» Stored data
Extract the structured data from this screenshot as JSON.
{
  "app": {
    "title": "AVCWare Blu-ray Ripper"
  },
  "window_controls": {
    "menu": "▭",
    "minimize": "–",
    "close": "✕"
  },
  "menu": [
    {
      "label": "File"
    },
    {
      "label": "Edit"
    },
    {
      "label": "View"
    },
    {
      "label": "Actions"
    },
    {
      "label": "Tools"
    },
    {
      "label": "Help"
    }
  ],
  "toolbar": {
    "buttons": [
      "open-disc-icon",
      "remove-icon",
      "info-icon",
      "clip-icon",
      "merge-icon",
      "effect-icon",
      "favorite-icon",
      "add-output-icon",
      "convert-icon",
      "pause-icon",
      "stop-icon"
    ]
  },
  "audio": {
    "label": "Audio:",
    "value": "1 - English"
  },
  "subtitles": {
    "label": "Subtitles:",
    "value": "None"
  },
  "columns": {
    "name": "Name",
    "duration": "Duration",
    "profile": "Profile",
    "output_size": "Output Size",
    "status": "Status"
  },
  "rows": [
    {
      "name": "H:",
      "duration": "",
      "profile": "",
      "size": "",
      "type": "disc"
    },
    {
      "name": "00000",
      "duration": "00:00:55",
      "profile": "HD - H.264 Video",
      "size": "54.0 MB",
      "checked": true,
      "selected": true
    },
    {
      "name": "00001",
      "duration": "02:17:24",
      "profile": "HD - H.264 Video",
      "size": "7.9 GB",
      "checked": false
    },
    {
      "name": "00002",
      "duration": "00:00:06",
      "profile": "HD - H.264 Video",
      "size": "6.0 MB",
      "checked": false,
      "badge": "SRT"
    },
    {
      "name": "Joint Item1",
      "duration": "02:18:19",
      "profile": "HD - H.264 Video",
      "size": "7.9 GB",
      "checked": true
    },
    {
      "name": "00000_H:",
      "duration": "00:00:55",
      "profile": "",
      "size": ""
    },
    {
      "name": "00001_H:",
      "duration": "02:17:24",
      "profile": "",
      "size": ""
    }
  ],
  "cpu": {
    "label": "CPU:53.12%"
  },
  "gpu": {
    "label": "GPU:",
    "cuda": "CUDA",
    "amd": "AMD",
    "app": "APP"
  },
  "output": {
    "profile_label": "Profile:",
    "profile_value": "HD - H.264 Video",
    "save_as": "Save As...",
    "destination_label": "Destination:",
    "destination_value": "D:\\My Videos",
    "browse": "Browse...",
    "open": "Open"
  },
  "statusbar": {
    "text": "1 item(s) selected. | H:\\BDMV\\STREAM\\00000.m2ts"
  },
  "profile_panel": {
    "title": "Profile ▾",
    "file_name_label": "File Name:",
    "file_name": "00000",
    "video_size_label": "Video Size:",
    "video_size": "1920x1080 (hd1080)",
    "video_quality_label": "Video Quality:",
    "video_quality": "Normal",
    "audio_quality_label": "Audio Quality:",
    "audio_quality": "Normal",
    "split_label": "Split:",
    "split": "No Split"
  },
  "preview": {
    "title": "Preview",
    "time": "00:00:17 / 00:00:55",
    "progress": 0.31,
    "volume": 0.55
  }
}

» PROBLEM DETAILS
List the lines that contain the word "checked".

» TASK RESPONSE
      "checked": true,
      "checked": false
      "checked": false,
      "checked": true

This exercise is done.